=== Supplied material ===
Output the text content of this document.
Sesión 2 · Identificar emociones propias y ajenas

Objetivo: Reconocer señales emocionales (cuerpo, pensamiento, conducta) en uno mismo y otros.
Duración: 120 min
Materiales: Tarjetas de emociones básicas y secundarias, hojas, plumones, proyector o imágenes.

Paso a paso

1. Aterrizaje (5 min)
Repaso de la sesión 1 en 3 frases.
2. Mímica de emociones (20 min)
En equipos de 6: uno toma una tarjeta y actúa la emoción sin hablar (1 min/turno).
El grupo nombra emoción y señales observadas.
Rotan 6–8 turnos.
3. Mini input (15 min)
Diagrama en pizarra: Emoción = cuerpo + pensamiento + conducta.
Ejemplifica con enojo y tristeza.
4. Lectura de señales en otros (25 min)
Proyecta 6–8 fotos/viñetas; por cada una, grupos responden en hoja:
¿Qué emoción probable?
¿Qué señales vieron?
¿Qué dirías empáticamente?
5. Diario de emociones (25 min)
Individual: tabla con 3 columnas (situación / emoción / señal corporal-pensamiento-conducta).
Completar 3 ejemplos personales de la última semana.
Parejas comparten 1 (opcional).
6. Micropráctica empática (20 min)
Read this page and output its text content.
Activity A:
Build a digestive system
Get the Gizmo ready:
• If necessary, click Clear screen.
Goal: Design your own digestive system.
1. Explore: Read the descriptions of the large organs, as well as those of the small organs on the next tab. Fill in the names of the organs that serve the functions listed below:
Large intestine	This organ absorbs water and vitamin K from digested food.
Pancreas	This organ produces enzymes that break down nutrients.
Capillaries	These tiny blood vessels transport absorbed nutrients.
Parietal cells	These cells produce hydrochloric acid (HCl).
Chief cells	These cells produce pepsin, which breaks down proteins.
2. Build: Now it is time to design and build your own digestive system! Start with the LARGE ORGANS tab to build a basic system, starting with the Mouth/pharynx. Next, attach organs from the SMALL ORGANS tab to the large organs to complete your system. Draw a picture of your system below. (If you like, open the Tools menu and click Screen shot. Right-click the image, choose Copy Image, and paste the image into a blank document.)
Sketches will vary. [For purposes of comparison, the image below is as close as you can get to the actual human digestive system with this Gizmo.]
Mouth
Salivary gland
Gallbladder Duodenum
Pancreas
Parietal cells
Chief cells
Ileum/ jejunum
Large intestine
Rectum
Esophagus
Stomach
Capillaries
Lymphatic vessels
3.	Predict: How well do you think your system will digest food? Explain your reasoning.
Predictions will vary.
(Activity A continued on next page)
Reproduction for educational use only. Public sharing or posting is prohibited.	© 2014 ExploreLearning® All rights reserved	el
===
> The problem: Go over the data above and copy every line that has the word "your" in it.

> Problem solution:
Goal: Design your own digestive system.
2. Build: Now it is time to design and build your own digestive system! Start with the LARGE ORGANS tab to build a basic system, starting with the Mouth/pharynx. Next, attach organs from the SMALL ORGANS tab to the large organs to complete your system. Draw a picture of your system below. (If you like, open the Tools menu and click Screen shot. Right-click the image, choose Copy Image, and paste the image into a blank document.)
3.	Predict: How well do you think your system will digest food? Explain your reasoning.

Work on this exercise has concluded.